**The problem:** Repeat, exactly and completely, the entries shown underneath.
>> BEGIN
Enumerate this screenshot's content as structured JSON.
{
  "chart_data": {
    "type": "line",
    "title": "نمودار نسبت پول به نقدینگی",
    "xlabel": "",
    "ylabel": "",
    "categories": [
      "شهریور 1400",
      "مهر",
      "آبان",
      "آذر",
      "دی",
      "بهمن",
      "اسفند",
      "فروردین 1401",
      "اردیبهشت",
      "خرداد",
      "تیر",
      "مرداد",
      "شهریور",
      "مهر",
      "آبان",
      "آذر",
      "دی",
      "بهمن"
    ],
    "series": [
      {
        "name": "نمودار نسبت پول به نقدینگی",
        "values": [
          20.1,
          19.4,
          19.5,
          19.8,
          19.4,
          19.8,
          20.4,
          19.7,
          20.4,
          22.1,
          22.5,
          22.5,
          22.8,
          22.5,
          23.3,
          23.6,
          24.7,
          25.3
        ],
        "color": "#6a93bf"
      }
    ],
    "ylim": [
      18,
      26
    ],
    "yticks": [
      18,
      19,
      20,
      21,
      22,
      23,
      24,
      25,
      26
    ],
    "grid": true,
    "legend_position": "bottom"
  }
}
>> END
**Solution for this exercise:**
Enumerate this screenshot's content as structured JSON.
{
  "chart_data": {
    "type": "line",
    "title": "نمودار نسبت پول به نقدینگی",
    "xlabel": "",
    "ylabel": "",
    "categories": [
      "شهریور 1400",
      "مهر",
      "آبان",
      "آذر",
      "دی",
      "بهمن",
      "اسفند",
      "فروردین 1401",
      "اردیبهشت",
      "خرداد",
      "تیر",
      "مرداد",
      "شهریور",
      "مهر",
      "آبان",
      "آذر",
      "دی",
      "بهمن"
    ],
    "series": [
      {
        "name": "نمودار نسبت پول به نقدینگی",
        "values": [
          20.1,
          19.4,
          19.5,
          19.8,
          19.4,
          19.8,
          20.4,
          19.7,
          20.4,
          22.1,
          22.5,
          22.5,
          22.8,
          22.5,
          23.3,
          23.6,
          24.7,
          25.3
        ],
        "color": "#6a93bf"
      }
    ],
    "ylim": [
      18,
      26
    ],
    "yticks": [
      18,
      19,
      20,
      21,
      22,
      23,
      24,
      25,
      26
    ],
    "grid": true,
    "legend_position": "bottom"
  }
}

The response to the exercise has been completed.